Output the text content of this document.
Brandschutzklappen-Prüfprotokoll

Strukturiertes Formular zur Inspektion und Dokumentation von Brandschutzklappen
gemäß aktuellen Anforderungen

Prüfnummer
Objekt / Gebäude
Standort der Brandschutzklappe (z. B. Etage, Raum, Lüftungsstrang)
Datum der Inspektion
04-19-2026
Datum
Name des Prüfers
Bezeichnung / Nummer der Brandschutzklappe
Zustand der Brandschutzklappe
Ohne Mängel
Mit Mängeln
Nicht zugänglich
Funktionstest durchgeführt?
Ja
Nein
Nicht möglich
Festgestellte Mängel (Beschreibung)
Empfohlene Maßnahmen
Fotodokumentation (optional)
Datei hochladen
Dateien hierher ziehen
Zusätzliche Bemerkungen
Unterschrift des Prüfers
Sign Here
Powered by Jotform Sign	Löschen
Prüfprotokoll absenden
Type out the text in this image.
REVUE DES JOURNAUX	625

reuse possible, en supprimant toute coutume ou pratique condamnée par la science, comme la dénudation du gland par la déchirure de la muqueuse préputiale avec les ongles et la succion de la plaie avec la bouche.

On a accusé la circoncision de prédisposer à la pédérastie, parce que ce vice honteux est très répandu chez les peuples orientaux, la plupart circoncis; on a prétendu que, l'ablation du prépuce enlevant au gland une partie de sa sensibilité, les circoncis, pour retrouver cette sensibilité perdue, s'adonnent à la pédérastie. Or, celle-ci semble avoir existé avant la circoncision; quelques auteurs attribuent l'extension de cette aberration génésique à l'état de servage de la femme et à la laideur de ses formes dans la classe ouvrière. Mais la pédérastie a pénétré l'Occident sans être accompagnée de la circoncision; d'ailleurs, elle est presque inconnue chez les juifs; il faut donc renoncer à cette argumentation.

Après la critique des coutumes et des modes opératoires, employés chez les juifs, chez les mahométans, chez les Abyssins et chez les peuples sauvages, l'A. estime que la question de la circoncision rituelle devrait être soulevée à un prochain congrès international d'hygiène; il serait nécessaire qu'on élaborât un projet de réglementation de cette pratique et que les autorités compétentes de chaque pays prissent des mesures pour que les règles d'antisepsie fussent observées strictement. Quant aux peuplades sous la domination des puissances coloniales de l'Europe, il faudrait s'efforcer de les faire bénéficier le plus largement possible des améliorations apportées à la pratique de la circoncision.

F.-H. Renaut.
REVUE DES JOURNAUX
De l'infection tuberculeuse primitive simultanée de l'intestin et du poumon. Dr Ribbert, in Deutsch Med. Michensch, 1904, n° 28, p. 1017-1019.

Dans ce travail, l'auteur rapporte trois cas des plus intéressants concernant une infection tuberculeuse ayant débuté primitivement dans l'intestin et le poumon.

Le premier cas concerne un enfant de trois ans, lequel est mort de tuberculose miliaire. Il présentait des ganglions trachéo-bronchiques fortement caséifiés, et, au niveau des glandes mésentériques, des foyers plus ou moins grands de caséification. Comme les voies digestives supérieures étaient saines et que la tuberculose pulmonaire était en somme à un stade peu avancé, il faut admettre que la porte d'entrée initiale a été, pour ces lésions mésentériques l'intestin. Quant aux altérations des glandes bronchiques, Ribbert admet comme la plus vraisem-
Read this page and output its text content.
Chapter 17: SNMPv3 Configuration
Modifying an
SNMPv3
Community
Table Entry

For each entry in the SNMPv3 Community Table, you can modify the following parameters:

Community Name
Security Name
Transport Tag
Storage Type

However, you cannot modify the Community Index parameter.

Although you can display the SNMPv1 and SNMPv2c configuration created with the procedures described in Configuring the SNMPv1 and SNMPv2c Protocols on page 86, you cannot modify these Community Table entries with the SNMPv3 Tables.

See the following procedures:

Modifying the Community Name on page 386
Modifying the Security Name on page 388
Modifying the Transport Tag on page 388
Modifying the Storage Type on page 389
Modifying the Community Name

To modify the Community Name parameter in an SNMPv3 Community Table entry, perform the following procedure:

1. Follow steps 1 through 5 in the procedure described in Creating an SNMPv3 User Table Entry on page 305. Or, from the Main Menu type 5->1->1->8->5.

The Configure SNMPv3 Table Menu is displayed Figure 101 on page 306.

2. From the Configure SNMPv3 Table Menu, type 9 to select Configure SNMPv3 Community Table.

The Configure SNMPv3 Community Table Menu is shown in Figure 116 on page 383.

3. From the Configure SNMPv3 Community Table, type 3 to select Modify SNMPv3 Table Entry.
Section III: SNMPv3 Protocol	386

+===+

### Aim of the task
Which lines hold the word "this"? Copy each of them from the records.

### Worked solution
Output the text content of this document.
Type out the text in this image.
Read this page and output its text content.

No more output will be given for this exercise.